• **Stated problem**:
Every line must be returned precisely as it is written.

• **Records for this task**:
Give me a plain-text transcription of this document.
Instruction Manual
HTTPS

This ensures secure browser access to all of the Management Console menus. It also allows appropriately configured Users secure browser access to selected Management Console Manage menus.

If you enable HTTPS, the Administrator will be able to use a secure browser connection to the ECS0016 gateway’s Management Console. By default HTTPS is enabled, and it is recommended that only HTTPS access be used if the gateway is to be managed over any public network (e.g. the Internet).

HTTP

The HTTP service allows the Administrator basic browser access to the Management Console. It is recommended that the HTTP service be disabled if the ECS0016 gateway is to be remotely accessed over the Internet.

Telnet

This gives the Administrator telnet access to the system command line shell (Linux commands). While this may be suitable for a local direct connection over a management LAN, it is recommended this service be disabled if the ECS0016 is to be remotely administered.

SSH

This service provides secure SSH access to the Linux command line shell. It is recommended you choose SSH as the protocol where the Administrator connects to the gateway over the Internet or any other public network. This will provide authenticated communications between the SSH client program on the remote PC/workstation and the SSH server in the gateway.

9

• **Exercise output**:
Give me a plain-text transcription of this document.
Instruction Manual
HTTPS

This ensures secure browser access to all of the Management Console menus. It also allows appropriately configured Users secure browser access to selected Management Console Manage menus.

If you enable HTTPS, the Administrator will be able to use a secure browser connection to the ECS0016 gateway’s Management Console. By default HTTPS is enabled, and it is recommended that only HTTPS access be used if the gateway is to be managed over any public network (e.g. the Internet).

HTTP

The HTTP service allows the Administrator basic browser access to the Management Console. It is recommended that the HTTP service be disabled if the ECS0016 gateway is to be remotely accessed over the Internet.

Telnet

This gives the Administrator telnet access to the system command line shell (Linux commands). While this may be suitable for a local direct connection over a management LAN, it is recommended this service be disabled if the ECS0016 is to be remotely administered.

SSH

This service provides secure SSH access to the Linux command line shell. It is recommended you choose SSH as the protocol where the Administrator connects to the gateway over the Internet or any other public network. This will provide authenticated communications between the SSH client program on the remote PC/workstation and the SSH server in the gateway.

9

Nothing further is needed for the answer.